1. NEWS 498 Karoline Kastanek
Feature #1 – Sorghum Bread, Final Draft, READY TO EDIT April 28, 2010
LOCATED IN BFC
Move over wheat, bread has new flour - sorghum
Bruce Hamaker makes the most of his time…even if that means sitting down in an airport
for a good long phone chat about the very reason he’s in the airport: work. On his way to Mali in
late February, Hamaker did just that.
Hamaker, a food science professor at Purdue University and director of the Whistler
Center for Carbohydrate Research, studies carbohydrates. In addition, Hamaker serves as
INTSORMIL’s U.S. Coordinator of the West Africa Regional Program.
Hamaker studies bread characteristics and consumption trends in West Africa for
INTSORMIL. Although he claims he is not a prize-winning bread maker, he is perfecting a
bread recipe. Hamaker’s bread recipe is unique compared to most bread. It calls for sorghum
flour.
His current INTSORMIL research focuses on increasing the almost non-existent demand
for West African-grown sorghum. Although sorghum is an easy crop for farmers to grow in West
Africa’s climate, especially in comparison to wheat, it has a barely-there market in Africa
because of consumer preferences.
Hamaker researches ways to substitute sorghum for wheat in foods like couscous and
bread. His overall goal is to create a demand for sorghum in the food products industry for
farmers. Bread is an expensive food in Africa because Africa imports most of its wheat Hamaker
said. Farmers in West Africa need a profitable crop that will bump their production up from
being self-sustaining farmers to commercial, large-scale crop growers. Hamaker’s primary goal
2. in his sorghum bread research is to benefit African sorghum producers. Hamaker said he can
achieve this goal by creating a sorghum bread that tastes and looks similar to the standard wheat
bread out on the market that appeals to the West African consumer. Hamaker’s work also fulfills
some of INTSORMIL’s top objectives: To improve the nutritional quality and taste of sorghum
and millet and to increase the opportunity for farmers to sell sorghum and pearl millet
domestically.
Taste is on the tongue of the beholder. Bread consumption varies in countries and even
whole regions of Africa. Hamaker said bread is eaten by urban dwellers rather than rural village
people. Urban people have a higher income than villagers and can afford to buy bread. The high
price of wheat and the additional cost of importing wheat drive up the cost of bread.

Page segmentation data:
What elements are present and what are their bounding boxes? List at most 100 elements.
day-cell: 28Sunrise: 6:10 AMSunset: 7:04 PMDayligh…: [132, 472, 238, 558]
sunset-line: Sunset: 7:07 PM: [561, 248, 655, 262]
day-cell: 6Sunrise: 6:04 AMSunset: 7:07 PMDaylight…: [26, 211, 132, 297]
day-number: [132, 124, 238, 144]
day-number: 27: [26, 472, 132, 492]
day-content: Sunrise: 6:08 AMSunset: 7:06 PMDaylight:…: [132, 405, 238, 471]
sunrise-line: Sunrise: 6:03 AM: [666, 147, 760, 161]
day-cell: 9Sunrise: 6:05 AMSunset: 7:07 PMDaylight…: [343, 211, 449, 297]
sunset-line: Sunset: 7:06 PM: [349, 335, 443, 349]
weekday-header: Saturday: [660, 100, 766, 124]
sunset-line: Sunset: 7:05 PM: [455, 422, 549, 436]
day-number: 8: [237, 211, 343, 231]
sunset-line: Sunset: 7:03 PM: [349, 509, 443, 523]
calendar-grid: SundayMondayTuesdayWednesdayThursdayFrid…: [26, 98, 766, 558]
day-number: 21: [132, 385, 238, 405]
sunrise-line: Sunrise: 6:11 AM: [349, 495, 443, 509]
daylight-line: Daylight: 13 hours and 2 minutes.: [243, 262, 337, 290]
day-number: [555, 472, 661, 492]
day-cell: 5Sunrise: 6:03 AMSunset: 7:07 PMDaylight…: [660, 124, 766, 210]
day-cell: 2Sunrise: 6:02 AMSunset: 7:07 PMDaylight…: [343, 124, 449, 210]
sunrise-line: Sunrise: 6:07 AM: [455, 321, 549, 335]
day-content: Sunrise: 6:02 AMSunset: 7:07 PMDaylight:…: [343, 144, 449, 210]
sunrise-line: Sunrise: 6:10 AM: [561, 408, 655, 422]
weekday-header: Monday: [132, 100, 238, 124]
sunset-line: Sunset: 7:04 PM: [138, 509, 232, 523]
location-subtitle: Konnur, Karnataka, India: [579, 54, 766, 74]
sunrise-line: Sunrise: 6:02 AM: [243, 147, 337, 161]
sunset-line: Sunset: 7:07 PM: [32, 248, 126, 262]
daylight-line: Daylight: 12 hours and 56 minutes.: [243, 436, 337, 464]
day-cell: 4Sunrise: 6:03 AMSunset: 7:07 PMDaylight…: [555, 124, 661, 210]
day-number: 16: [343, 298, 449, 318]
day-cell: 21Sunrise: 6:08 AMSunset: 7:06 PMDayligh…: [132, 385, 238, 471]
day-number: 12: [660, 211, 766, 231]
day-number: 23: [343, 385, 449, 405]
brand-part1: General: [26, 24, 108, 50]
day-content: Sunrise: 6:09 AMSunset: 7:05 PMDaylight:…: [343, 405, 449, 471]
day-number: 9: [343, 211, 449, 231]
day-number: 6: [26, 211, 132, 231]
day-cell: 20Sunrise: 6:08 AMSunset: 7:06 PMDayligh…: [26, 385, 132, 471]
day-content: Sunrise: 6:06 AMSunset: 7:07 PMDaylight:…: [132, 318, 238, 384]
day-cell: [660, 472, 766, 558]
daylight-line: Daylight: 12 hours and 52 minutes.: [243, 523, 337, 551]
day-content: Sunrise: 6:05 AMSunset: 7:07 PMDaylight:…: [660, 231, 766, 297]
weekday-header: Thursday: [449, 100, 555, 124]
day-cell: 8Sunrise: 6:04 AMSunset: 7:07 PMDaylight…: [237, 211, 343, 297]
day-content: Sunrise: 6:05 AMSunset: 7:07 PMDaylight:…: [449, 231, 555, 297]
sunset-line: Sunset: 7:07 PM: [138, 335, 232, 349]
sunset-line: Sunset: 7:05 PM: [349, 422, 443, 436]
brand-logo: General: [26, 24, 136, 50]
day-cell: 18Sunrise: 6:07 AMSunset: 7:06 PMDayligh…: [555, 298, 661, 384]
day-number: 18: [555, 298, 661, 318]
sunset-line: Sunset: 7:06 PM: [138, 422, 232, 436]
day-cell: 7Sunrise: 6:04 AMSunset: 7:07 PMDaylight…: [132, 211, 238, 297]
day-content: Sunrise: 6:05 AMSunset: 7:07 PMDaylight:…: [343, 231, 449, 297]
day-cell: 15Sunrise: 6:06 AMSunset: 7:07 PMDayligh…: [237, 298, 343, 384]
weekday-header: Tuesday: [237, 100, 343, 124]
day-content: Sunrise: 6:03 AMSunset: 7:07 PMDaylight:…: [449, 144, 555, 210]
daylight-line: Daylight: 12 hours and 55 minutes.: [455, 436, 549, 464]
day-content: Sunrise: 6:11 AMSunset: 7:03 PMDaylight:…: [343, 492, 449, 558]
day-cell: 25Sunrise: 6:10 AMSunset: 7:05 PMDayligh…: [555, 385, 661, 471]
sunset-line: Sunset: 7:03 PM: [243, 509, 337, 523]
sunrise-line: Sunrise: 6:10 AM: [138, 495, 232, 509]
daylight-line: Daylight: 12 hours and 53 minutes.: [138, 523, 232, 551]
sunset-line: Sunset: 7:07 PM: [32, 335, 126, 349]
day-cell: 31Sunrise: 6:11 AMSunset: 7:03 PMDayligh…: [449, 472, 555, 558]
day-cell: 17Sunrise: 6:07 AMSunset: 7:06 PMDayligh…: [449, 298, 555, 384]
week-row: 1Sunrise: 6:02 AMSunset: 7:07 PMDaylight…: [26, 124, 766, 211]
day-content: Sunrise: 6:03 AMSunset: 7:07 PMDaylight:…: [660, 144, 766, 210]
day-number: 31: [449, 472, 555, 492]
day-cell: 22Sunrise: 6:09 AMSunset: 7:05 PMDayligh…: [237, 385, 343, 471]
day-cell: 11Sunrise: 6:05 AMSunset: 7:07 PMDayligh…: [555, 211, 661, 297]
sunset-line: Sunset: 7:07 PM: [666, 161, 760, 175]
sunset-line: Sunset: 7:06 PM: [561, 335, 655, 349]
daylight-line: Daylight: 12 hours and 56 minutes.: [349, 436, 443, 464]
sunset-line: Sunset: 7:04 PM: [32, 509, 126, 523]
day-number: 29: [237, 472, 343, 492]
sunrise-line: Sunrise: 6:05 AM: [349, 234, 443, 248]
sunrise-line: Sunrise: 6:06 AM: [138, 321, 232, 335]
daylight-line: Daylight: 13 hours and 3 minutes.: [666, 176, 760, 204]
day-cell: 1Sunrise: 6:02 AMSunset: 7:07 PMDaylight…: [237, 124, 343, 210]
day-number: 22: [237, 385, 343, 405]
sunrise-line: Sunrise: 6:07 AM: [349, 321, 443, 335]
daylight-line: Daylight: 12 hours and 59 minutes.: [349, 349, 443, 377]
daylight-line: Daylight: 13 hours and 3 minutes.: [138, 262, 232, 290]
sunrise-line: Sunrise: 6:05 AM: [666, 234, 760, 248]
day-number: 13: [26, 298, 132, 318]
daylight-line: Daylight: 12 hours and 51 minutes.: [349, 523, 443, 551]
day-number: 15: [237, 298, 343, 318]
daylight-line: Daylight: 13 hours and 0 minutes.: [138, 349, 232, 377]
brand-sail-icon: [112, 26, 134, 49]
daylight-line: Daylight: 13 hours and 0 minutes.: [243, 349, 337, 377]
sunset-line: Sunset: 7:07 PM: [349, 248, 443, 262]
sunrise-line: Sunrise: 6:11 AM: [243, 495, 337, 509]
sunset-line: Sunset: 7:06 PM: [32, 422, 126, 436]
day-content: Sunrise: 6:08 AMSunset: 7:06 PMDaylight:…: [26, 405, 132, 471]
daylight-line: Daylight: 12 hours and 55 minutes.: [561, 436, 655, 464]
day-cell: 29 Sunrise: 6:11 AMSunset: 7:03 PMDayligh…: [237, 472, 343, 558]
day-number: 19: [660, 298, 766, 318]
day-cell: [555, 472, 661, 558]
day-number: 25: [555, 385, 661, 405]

Exercise directions:
According to the sorghum bread feature, why is bread an expensive food in Africa? The rows have no connection to the sorghum bread feature.

Response:
Africa imports most of its wheat.